Brief: Copy out each line below that has the word "school" in it.

— START —

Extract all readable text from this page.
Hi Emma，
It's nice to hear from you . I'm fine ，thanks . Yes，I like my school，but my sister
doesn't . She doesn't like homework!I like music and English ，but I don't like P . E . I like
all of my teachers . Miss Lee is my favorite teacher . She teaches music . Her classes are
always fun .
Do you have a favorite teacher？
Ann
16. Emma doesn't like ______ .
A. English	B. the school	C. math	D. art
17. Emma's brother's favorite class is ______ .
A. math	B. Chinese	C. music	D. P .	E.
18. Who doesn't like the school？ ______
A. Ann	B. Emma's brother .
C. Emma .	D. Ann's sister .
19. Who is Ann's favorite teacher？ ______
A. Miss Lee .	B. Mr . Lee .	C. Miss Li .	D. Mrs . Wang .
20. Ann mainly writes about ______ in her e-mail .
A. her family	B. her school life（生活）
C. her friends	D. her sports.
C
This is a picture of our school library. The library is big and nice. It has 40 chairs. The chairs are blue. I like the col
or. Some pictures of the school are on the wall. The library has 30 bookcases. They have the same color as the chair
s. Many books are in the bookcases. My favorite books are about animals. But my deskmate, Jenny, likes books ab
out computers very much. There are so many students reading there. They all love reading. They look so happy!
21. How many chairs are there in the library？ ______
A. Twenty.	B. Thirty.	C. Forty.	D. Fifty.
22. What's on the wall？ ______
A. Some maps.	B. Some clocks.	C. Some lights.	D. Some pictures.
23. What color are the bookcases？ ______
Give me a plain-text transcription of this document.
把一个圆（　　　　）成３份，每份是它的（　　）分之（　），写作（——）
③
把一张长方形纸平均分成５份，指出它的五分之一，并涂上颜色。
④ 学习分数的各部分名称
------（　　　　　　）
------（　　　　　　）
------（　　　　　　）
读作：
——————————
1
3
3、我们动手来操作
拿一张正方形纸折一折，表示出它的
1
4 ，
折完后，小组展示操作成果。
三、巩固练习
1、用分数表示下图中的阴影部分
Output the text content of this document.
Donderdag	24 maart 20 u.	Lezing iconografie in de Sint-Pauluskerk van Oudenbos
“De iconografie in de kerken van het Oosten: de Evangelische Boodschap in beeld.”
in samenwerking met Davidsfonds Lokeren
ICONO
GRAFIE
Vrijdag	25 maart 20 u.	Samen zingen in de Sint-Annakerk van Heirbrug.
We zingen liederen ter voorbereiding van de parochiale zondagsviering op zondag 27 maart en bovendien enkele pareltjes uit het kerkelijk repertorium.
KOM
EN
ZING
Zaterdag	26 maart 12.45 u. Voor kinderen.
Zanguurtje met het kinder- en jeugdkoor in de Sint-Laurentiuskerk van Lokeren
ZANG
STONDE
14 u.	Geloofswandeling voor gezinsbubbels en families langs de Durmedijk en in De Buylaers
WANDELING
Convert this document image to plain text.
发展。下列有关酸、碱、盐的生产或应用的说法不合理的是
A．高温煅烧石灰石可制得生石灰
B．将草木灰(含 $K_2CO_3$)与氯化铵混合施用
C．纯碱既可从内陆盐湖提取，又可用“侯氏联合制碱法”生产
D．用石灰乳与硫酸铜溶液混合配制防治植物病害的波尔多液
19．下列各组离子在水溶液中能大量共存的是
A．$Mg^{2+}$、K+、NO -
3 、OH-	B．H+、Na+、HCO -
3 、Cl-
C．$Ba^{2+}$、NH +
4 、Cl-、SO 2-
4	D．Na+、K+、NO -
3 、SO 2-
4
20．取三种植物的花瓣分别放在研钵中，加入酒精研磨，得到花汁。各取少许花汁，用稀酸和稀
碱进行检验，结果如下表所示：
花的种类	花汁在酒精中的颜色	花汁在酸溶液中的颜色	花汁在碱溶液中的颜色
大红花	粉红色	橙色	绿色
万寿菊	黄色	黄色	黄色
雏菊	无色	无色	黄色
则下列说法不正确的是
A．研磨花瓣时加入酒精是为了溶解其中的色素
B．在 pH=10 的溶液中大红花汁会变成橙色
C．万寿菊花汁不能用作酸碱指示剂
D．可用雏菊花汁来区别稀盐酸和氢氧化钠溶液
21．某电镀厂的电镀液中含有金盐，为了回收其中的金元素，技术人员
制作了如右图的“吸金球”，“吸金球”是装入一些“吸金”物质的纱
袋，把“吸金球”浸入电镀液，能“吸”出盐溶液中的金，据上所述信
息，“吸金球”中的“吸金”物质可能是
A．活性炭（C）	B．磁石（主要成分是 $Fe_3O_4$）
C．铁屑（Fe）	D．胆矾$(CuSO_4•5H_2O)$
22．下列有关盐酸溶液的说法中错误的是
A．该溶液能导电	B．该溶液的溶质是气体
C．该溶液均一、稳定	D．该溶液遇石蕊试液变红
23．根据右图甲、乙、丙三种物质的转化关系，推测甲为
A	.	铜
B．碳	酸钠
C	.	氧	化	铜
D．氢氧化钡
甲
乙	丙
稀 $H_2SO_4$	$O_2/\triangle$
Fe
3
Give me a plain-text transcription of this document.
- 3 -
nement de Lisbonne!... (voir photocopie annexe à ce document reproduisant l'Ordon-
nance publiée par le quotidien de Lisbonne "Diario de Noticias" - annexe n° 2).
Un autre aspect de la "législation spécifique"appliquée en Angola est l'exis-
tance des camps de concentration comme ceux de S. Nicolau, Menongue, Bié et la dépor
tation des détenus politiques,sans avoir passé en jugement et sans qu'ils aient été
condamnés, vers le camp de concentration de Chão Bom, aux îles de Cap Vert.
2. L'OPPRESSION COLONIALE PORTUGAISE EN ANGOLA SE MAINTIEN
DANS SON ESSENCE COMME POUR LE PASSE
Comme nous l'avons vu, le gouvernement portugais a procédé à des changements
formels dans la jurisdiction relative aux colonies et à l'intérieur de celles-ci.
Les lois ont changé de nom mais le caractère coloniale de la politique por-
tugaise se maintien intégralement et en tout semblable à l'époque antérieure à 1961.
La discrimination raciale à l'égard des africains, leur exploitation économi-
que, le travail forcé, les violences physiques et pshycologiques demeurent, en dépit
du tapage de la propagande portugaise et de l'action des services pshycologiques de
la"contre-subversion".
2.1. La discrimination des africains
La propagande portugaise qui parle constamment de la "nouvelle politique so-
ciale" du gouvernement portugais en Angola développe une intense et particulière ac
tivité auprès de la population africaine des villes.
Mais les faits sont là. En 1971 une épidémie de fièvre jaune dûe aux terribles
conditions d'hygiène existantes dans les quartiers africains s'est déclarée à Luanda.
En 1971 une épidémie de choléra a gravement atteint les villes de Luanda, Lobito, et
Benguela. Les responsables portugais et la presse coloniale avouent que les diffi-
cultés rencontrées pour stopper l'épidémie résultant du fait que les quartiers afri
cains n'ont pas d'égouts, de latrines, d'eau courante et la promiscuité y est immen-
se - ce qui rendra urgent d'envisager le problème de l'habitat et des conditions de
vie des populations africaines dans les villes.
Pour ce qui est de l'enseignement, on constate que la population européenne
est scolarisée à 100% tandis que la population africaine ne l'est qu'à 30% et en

— END —

Correct result:
It's nice to hear from you . I'm fine ，thanks . Yes，I like my school，but my sister
A. English	B. the school	C. math	D. art
18. Who doesn't like the school？ ______
A. her family	B. her school life（生活）
This is a picture of our school library. The library is big and nice. It has 40 chairs. The chairs are blue. I like the col
or. Some pictures of the school are on the wall. The library has 30 bookcases. They have the same color as the chair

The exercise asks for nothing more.